Description of the task
An exact copy of the records is required, minus the pictures they hold.

Source records
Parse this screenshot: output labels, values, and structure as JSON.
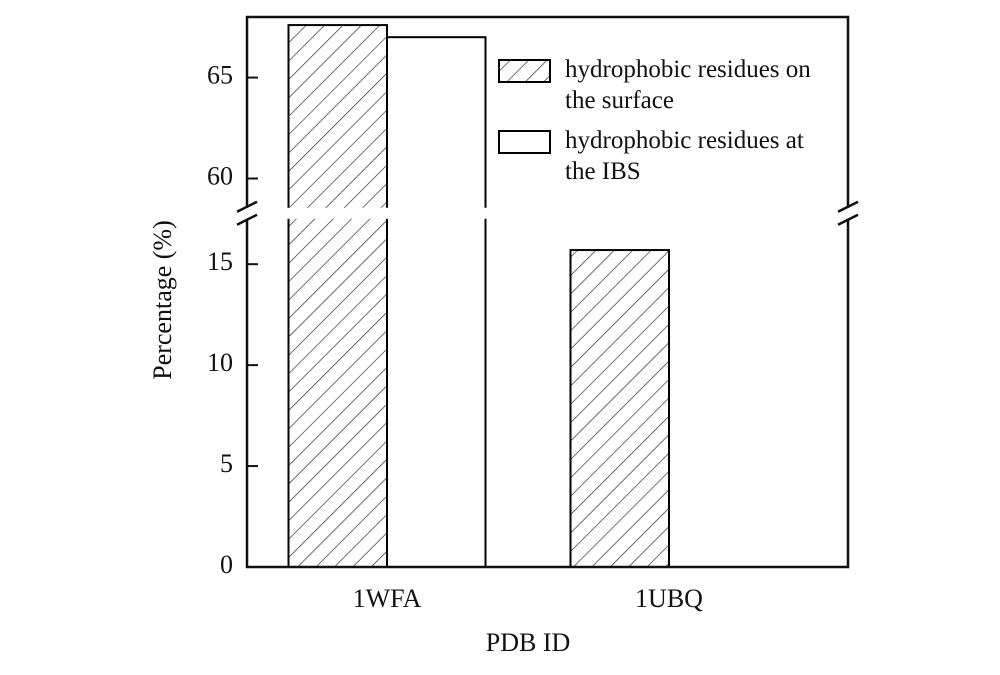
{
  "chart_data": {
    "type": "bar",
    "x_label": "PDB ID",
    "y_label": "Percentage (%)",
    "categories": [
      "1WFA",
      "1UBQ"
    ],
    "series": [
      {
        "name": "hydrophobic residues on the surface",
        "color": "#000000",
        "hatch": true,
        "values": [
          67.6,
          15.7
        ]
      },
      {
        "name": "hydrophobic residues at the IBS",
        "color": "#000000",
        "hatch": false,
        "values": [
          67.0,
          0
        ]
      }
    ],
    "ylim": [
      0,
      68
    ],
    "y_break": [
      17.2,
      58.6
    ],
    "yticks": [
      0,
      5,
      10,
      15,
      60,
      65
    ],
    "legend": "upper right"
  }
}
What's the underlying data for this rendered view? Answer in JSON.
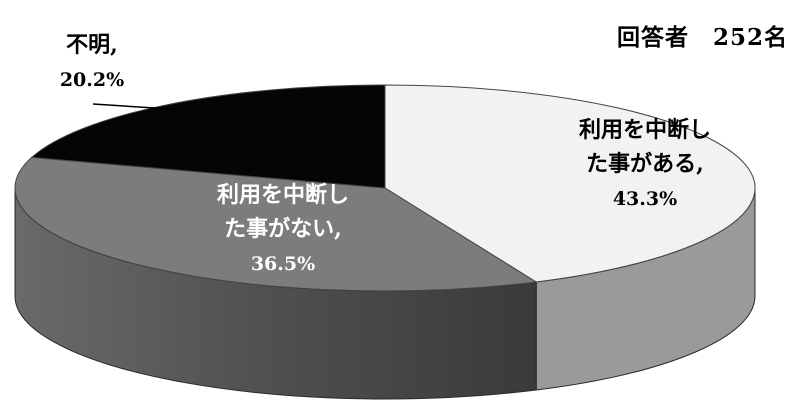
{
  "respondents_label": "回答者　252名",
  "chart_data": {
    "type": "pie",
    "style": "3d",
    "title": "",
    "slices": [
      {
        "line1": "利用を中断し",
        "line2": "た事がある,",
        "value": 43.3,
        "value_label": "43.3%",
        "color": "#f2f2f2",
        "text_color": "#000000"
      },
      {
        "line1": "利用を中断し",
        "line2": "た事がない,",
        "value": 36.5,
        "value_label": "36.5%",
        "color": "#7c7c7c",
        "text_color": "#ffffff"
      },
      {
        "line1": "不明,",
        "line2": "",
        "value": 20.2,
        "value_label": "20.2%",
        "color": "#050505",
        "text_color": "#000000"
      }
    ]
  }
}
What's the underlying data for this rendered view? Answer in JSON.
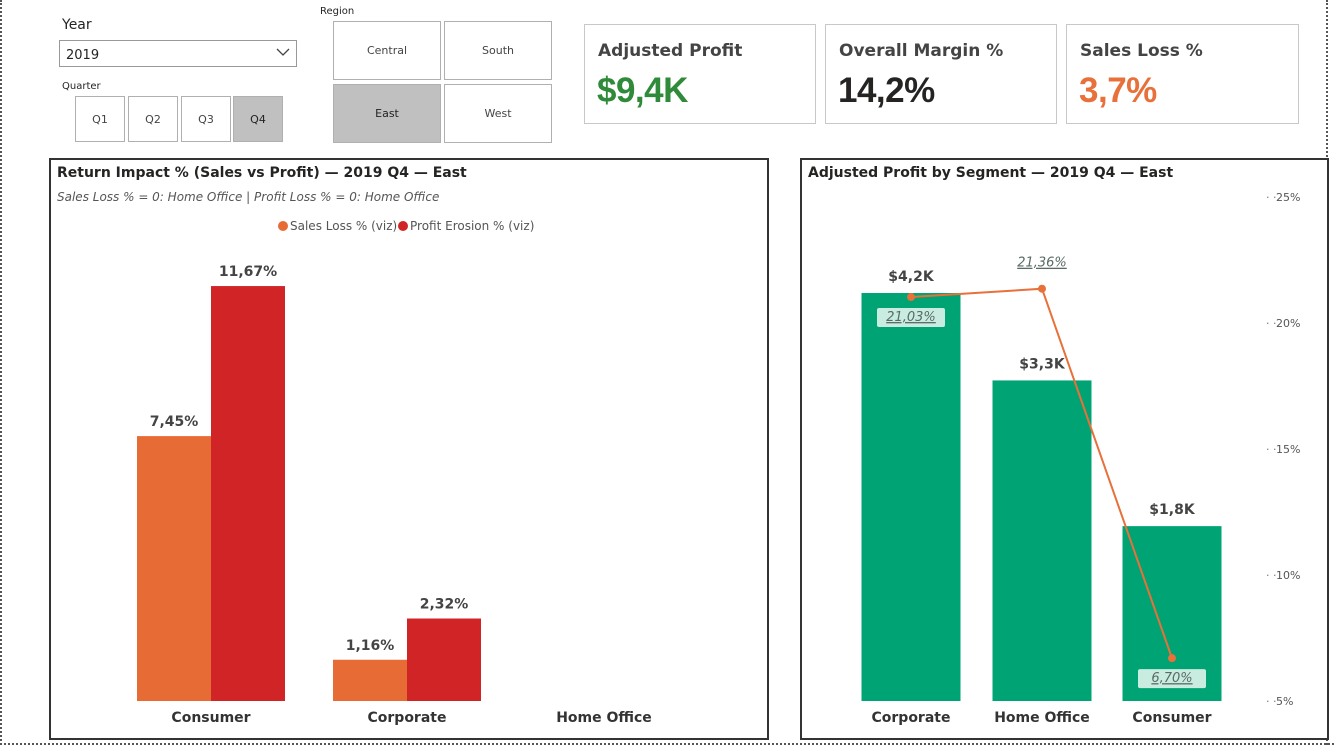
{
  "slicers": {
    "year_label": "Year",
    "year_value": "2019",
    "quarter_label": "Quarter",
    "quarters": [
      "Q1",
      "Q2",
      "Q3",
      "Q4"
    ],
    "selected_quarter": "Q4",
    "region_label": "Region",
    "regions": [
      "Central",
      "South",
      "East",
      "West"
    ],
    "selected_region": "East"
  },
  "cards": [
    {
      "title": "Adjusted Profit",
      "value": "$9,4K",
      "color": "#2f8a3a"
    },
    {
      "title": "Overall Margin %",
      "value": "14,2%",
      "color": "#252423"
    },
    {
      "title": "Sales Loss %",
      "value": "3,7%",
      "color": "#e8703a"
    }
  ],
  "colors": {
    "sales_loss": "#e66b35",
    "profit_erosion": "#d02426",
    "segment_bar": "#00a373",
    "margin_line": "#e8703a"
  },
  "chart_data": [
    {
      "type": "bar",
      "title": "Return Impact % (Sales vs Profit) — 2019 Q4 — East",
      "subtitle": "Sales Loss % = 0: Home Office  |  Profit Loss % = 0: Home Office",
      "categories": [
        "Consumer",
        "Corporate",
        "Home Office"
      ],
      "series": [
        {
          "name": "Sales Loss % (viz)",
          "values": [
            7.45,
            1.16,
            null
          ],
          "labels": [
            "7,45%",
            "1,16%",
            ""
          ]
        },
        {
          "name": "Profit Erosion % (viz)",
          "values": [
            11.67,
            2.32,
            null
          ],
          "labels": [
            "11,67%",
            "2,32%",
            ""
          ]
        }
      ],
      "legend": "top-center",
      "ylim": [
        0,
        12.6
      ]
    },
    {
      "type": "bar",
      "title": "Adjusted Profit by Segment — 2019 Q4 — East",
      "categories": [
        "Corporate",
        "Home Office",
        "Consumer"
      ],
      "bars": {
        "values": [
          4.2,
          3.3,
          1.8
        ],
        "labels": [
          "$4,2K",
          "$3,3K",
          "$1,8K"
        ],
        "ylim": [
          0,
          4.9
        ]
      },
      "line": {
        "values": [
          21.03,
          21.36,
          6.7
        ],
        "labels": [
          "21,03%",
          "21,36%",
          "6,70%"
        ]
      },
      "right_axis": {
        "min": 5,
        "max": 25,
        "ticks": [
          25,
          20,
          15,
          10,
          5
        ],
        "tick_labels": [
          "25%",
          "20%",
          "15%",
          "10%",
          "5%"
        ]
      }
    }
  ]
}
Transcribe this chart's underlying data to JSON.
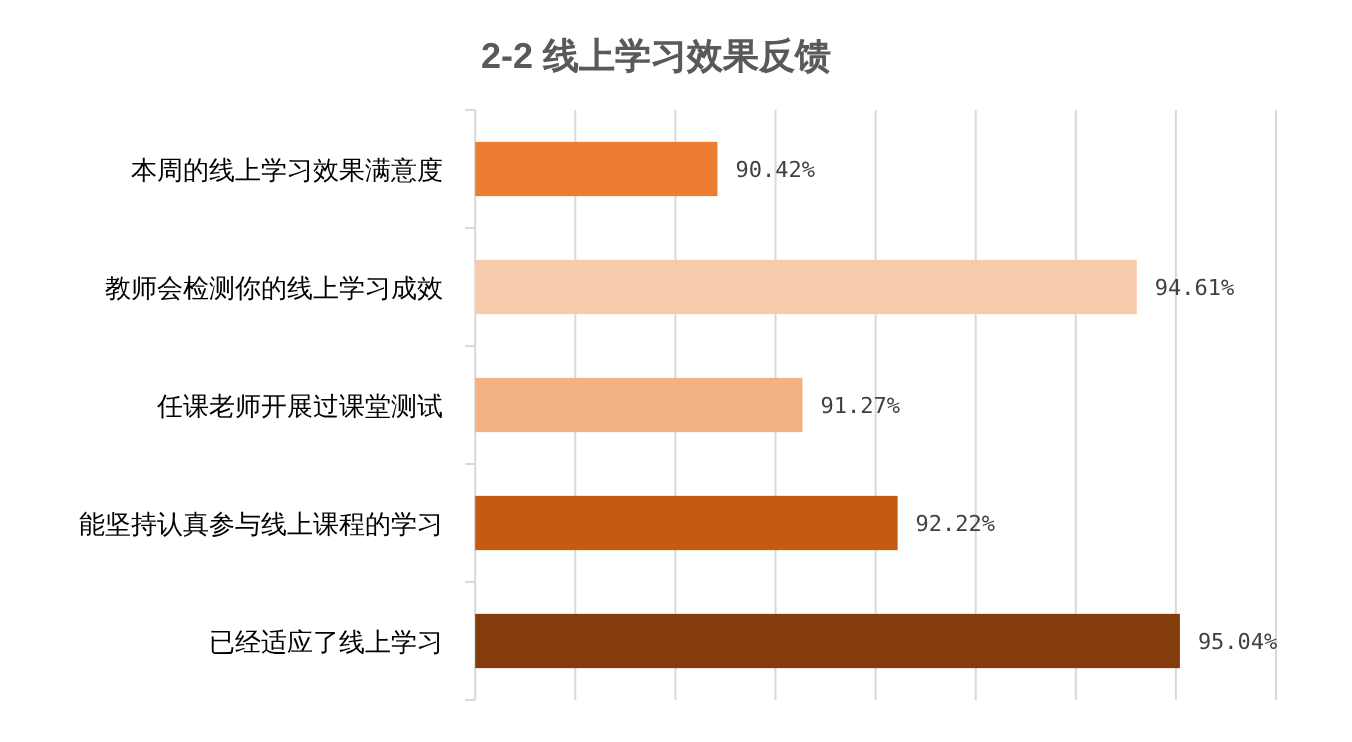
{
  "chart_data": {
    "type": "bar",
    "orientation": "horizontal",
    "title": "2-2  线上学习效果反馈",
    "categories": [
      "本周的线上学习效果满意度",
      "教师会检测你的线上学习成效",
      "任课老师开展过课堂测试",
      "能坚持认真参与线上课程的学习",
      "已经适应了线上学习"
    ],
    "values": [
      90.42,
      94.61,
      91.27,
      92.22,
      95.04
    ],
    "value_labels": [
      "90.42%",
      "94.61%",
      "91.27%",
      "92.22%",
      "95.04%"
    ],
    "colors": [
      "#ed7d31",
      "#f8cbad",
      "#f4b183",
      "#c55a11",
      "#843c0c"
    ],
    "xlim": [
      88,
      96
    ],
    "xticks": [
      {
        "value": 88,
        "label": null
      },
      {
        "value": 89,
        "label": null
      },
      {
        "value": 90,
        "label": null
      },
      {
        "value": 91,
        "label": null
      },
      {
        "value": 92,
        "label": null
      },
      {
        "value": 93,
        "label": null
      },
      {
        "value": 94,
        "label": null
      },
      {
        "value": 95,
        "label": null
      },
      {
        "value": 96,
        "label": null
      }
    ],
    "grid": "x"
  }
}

Result
Parse this screenshot: output labels, values, and structure as JSON.
{
  "chart_data": {
    "type": "bar",
    "x_label": "PDB ID",
    "y_label": "Percentage (%)",
    "categories": [
      "1WFA",
      "1UBQ"
    ],
    "series": [
      {
        "name": "hydrophobic residues on the surface",
        "color": "#000000",
        "hatch": true,
        "values": [
          67.6,
          15.7
        ]
      },
      {
        "name": "hydrophobic residues at the IBS",
        "color": "#000000",
        "hatch": false,
        "values": [
          67.0,
          0
        ]
      }
    ],
    "ylim": [
      0,
      68
    ],
    "y_break": [
      17.2,
      58.6
    ],
    "yticks": [
      0,
      5,
      10,
      15,
      60,
      65
    ],
    "legend": "upper right"
  }
}
What's the underlying data for this rendered view? Answer in JSON.
{
  "respondents_label": "回答者　252名",
  "chart_data": {
    "type": "pie",
    "style": "3d",
    "title": "",
    "slices": [
      {
        "line1": "利用を中断し",
        "line2": "た事がある,",
        "value": 43.3,
        "value_label": "43.3%",
        "color": "#f2f2f2",
        "text_color": "#000000"
      },
      {
        "line1": "利用を中断し",
        "line2": "た事がない,",
        "value": 36.5,
        "value_label": "36.5%",
        "color": "#7c7c7c",
        "text_color": "#ffffff"
      },
      {
        "line1": "不明,",
        "line2": "",
        "value": 20.2,
        "value_label": "20.2%",
        "color": "#050505",
        "text_color": "#000000"
      }
    ]
  }
}
What's the underlying data for this rendered view? Answer in JSON.
{
  "slicers": {
    "year_label": "Year",
    "year_value": "2019",
    "quarter_label": "Quarter",
    "quarters": [
      "Q1",
      "Q2",
      "Q3",
      "Q4"
    ],
    "selected_quarter": "Q4",
    "region_label": "Region",
    "regions": [
      "Central",
      "South",
      "East",
      "West"
    ],
    "selected_region": "East"
  },
  "cards": [
    {
      "title": "Adjusted Profit",
      "value": "$9,4K",
      "color": "#2f8a3a"
    },
    {
      "title": "Overall Margin %",
      "value": "14,2%",
      "color": "#252423"
    },
    {
      "title": "Sales Loss %",
      "value": "3,7%",
      "color": "#e8703a"
    }
  ],
  "colors": {
    "sales_loss": "#e66b35",
    "profit_erosion": "#d02426",
    "segment_bar": "#00a373",
    "margin_line": "#e8703a"
  },
  "chart_data": [
    {
      "type": "bar",
      "title": "Return Impact % (Sales vs Profit) — 2019 Q4 — East",
      "subtitle": "Sales Loss % = 0: Home Office  |  Profit Loss % = 0: Home Office",
      "categories": [
        "Consumer",
        "Corporate",
        "Home Office"
      ],
      "series": [
        {
          "name": "Sales Loss % (viz)",
          "values": [
            7.45,
            1.16,
            null
          ],
          "labels": [
            "7,45%",
            "1,16%",
            ""
          ]
        },
        {
          "name": "Profit Erosion % (viz)",
          "values": [
            11.67,
            2.32,
            null
          ],
          "labels": [
            "11,67%",
            "2,32%",
            ""
          ]
        }
      ],
      "legend": "top-center",
      "ylim": [
        0,
        12.6
      ]
    },
    {
      "type": "bar",
      "title": "Adjusted Profit by Segment — 2019 Q4 — East",
      "categories": [
        "Corporate",
        "Home Office",
        "Consumer"
      ],
      "bars": {
        "values": [
          4.2,
          3.3,
          1.8
        ],
        "labels": [
          "$4,2K",
          "$3,3K",
          "$1,8K"
        ],
        "ylim": [
          0,
          4.9
        ]
      },
      "line": {
        "values": [
          21.03,
          21.36,
          6.7
        ],
        "labels": [
          "21,03%",
          "21,36%",
          "6,70%"
        ]
      },
      "right_axis": {
        "min": 5,
        "max": 25,
        "ticks": [
          25,
          20,
          15,
          10,
          5
        ],
        "tick_labels": [
          "25%",
          "20%",
          "15%",
          "10%",
          "5%"
        ]
      }
    }
  ]
}
Transcribe this chart's underlying data to JSON.
{
  "chart_data": {
    "type": "bar",
    "orientation": "horizontal",
    "title": "2-2  线上学习效果反馈",
    "categories": [
      "本周的线上学习效果满意度",
      "教师会检测你的线上学习成效",
      "任课老师开展过课堂测试",
      "能坚持认真参与线上课程的学习",
      "已经适应了线上学习"
    ],
    "values": [
      90.42,
      94.61,
      91.27,
      92.22,
      95.04
    ],
    "value_labels": [
      "90.42%",
      "94.61%",
      "91.27%",
      "92.22%",
      "95.04%"
    ],
    "colors": [
      "#ed7d31",
      "#f8cbad",
      "#f4b183",
      "#c55a11",
      "#843c0c"
    ],
    "xlim": [
      88,
      96
    ],
    "xticks": [
      {
        "value": 88,
        "label": null
      },
      {
        "value": 89,
        "label": null
      },
      {
        "value": 90,
        "label": null
      },
      {
        "value": 91,
        "label": null
      },
      {
        "value": 92,
        "label": null
      },
      {
        "value": 93,
        "label": null
      },
      {
        "value": 94,
        "label": null
      },
      {
        "value": 95,
        "label": null
      },
      {
        "value": 96,
        "label": null
      }
    ],
    "grid": "x"
  }
}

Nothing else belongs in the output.